What you are asked to do:
Spot each line that carries the word "Your"; copy those lines.
***** Input for this task *****
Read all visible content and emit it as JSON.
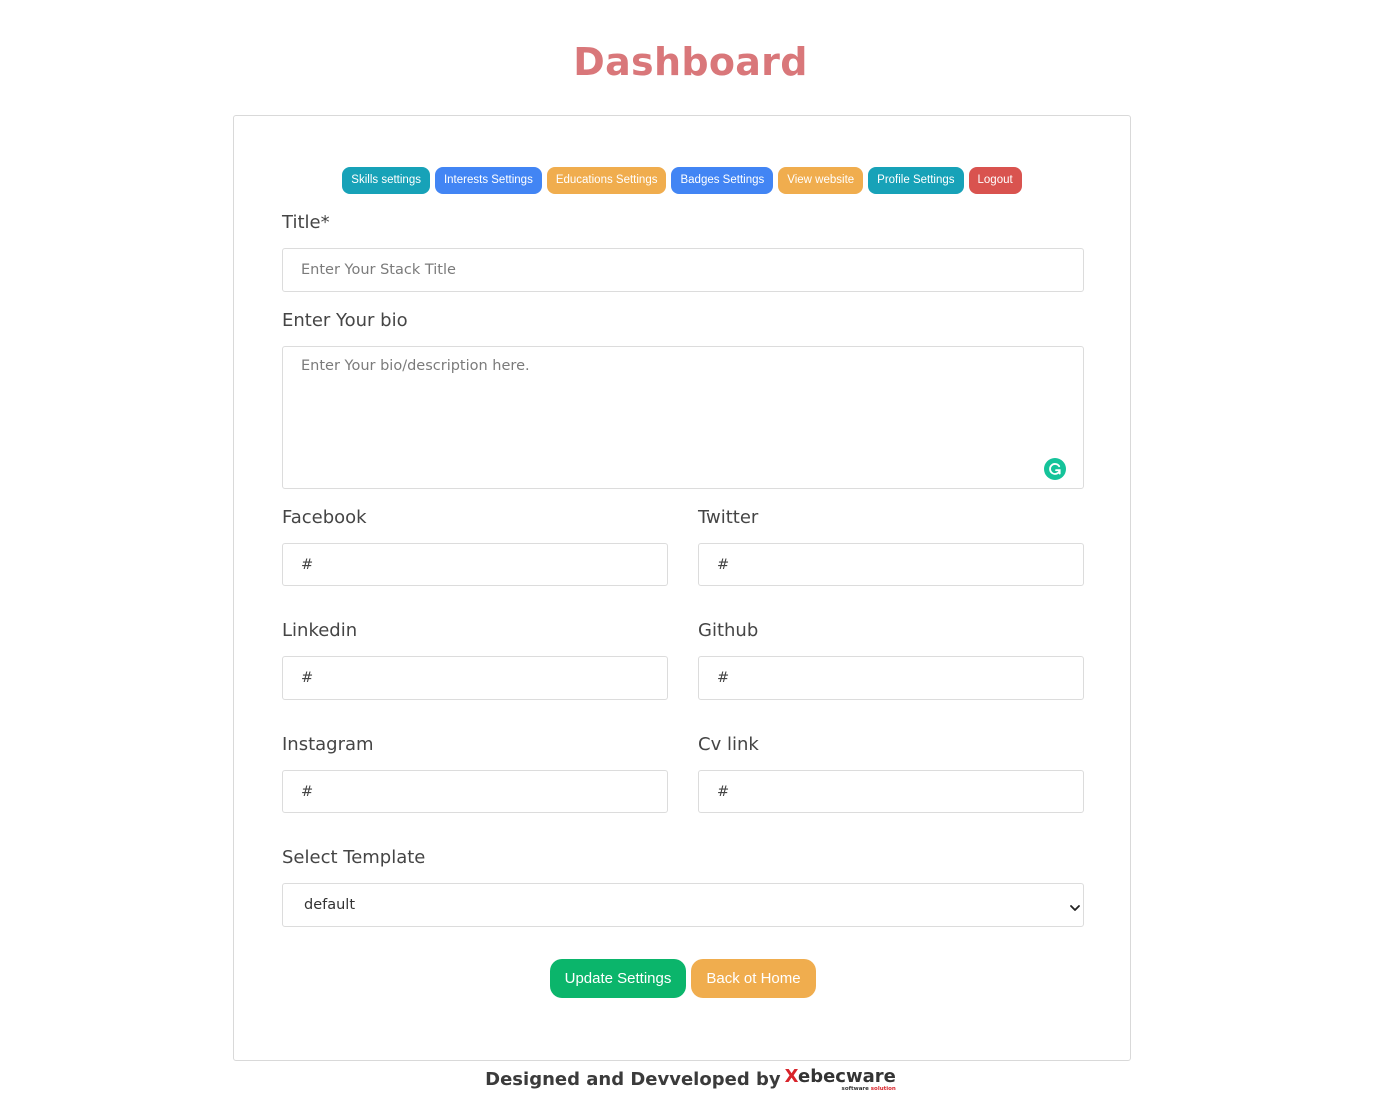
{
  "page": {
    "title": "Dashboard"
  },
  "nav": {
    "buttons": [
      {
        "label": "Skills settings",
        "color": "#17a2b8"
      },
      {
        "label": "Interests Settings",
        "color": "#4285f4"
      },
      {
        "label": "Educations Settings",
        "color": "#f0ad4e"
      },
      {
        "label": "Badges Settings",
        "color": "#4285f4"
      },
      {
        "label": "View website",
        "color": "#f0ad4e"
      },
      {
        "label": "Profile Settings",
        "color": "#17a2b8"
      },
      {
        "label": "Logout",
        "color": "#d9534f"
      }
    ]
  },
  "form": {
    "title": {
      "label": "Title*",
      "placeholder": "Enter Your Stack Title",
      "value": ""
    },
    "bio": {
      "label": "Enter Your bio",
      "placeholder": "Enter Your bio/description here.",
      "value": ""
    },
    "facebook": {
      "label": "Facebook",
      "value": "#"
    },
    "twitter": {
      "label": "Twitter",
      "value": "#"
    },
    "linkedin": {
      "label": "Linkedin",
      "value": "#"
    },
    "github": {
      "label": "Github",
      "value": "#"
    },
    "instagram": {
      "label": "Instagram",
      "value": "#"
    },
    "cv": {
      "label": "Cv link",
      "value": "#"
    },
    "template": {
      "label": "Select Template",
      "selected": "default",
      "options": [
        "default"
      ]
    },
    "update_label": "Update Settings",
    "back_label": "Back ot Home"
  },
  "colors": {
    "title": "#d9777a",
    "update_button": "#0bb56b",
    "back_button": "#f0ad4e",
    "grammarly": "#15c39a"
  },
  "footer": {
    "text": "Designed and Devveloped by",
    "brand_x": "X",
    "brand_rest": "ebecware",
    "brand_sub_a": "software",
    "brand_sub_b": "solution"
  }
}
*****
Exercise response:
      "placeholder": "Enter Your Stack Title",
      "label": "Enter Your bio",
      "placeholder": "Enter Your bio/description here.",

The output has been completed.